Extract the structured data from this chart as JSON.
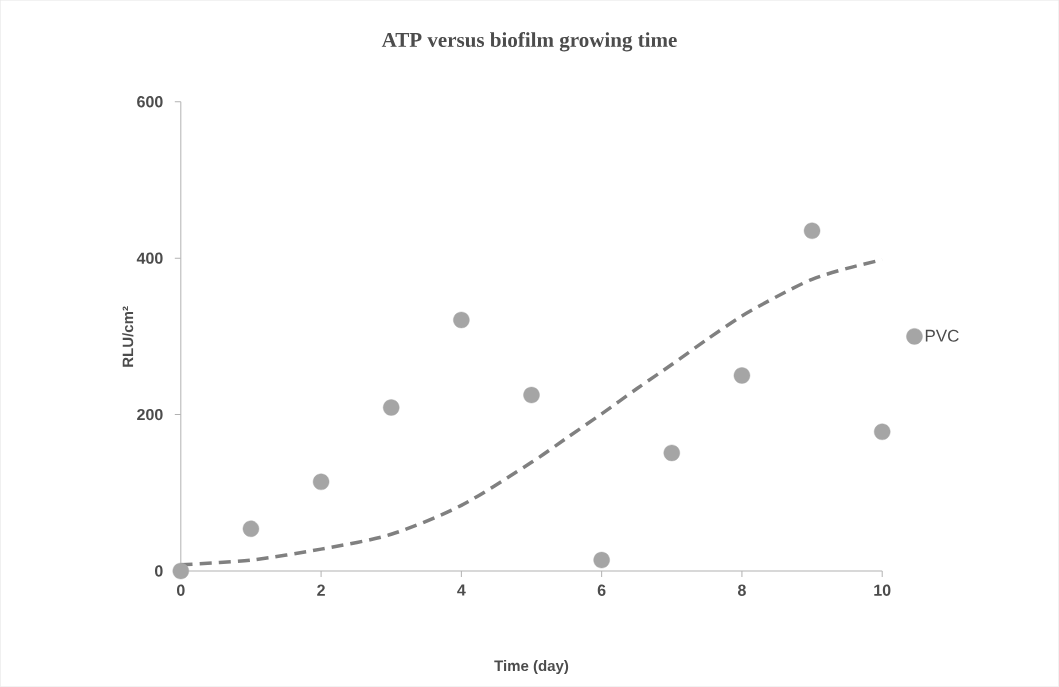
{
  "chart_data": {
    "type": "scatter",
    "title": "ATP versus biofilm growing time",
    "xlabel": "Time (day)",
    "ylabel": "RLU/cm²",
    "xlim": [
      0,
      10
    ],
    "ylim": [
      0,
      600
    ],
    "xticks": [
      0,
      2,
      4,
      6,
      8,
      10
    ],
    "yticks": [
      0,
      200,
      400,
      600
    ],
    "legend": "right",
    "series": [
      {
        "name": "PVC",
        "marker": "circle",
        "color": "#a5a5a5",
        "x": [
          0,
          1,
          2,
          3,
          4,
          5,
          6,
          7,
          8,
          9,
          10
        ],
        "values": [
          0,
          54,
          114,
          209,
          321,
          225,
          14,
          151,
          250,
          435,
          178
        ]
      },
      {
        "type": "line",
        "line_style": "dashed",
        "marker": "none",
        "color": "#808080",
        "x": [
          0,
          1,
          2,
          3,
          4,
          5,
          5.5,
          6,
          6.5,
          7,
          7.5,
          8,
          8.5,
          9,
          9.5,
          10
        ],
        "values": [
          8,
          14,
          28,
          47,
          84,
          139,
          170,
          201,
          233,
          264,
          296,
          326,
          351,
          373,
          387,
          398
        ]
      }
    ]
  }
}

# # #

From the data above, write out everything exactly except the pictures.

__FINISHED ANSWER__:
Extract the structured data from this chart as JSON.
{
  "chart_data": {
    "type": "scatter",
    "title": "ATP versus biofilm growing time",
    "xlabel": "Time (day)",
    "ylabel": "RLU/cm²",
    "xlim": [
      0,
      10
    ],
    "ylim": [
      0,
      600
    ],
    "xticks": [
      0,
      2,
      4,
      6,
      8,
      10
    ],
    "yticks": [
      0,
      200,
      400,
      600
    ],
    "legend": "right",
    "series": [
      {
        "name": "PVC",
        "marker": "circle",
        "color": "#a5a5a5",
        "x": [
          0,
          1,
          2,
          3,
          4,
          5,
          6,
          7,
          8,
          9,
          10
        ],
        "values": [
          0,
          54,
          114,
          209,
          321,
          225,
          14,
          151,
          250,
          435,
          178
        ]
      },
      {
        "type": "line",
        "line_style": "dashed",
        "marker": "none",
        "color": "#808080",
        "x": [
          0,
          1,
          2,
          3,
          4,
          5,
          5.5,
          6,
          6.5,
          7,
          7.5,
          8,
          8.5,
          9,
          9.5,
          10
        ],
        "values": [
          8,
          14,
          28,
          47,
          84,
          139,
          170,
          201,
          233,
          264,
          296,
          326,
          351,
          373,
          387,
          398
        ]
      }
    ]
  }
}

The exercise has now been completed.